### Material supplied ###

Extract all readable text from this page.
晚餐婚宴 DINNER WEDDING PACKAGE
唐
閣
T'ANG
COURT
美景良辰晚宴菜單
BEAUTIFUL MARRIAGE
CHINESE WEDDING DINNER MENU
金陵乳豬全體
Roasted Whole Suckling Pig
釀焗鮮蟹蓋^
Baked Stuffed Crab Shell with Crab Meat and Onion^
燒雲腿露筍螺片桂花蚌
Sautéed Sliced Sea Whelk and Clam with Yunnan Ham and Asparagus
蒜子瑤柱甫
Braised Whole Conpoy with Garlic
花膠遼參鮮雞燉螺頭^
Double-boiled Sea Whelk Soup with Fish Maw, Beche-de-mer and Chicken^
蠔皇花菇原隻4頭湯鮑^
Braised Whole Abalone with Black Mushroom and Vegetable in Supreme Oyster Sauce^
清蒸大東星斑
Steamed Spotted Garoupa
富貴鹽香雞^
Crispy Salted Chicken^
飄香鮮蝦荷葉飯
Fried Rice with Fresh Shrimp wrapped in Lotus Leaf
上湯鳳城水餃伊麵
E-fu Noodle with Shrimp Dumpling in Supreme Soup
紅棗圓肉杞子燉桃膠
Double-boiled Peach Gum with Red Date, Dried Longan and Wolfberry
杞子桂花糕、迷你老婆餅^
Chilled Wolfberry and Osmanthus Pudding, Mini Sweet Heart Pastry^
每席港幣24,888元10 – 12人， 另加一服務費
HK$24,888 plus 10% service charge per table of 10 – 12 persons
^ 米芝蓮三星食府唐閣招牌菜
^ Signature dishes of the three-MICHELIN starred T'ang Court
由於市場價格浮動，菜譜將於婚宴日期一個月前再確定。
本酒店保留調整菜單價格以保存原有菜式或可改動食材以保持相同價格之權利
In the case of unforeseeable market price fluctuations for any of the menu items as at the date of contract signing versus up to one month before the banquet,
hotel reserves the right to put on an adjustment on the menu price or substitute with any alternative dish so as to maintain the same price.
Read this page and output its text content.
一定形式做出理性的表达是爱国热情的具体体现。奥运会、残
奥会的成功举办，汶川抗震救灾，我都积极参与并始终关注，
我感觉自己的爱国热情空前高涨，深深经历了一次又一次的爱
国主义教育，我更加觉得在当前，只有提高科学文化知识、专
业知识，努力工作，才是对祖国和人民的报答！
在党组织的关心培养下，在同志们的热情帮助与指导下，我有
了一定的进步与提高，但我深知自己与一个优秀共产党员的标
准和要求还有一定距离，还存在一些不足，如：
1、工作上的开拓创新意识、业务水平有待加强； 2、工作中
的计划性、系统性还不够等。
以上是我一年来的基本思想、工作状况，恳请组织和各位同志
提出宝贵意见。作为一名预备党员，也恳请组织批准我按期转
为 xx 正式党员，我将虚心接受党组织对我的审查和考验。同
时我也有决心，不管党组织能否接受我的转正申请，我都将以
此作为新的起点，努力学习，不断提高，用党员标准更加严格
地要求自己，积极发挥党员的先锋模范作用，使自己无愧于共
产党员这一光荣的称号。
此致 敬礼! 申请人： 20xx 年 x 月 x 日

###

* [Aim]:
Only the lines from the one containing "Read this page and output its text content." to the end of the listing belong in the output, each reproduced exactly.

* [Response]:
Read this page and output its text content.
一定形式做出理性的表达是爱国热情的具体体现。奥运会、残
奥会的成功举办，汶川抗震救灾，我都积极参与并始终关注，
我感觉自己的爱国热情空前高涨，深深经历了一次又一次的爱
国主义教育，我更加觉得在当前，只有提高科学文化知识、专
业知识，努力工作，才是对祖国和人民的报答！
在党组织的关心培养下，在同志们的热情帮助与指导下，我有
了一定的进步与提高，但我深知自己与一个优秀共产党员的标
准和要求还有一定距离，还存在一些不足，如：
1、工作上的开拓创新意识、业务水平有待加强； 2、工作中
的计划性、系统性还不够等。
以上是我一年来的基本思想、工作状况，恳请组织和各位同志
提出宝贵意见。作为一名预备党员，也恳请组织批准我按期转
为 xx 正式党员，我将虚心接受党组织对我的审查和考验。同
时我也有决心，不管党组织能否接受我的转正申请，我都将以
此作为新的起点，努力学习，不断提高，用党员标准更加严格
地要求自己，积极发挥党员的先锋模范作用，使自己无愧于共
产党员这一光荣的称号。
此致 敬礼! 申请人： 20xx 年 x 月 x 日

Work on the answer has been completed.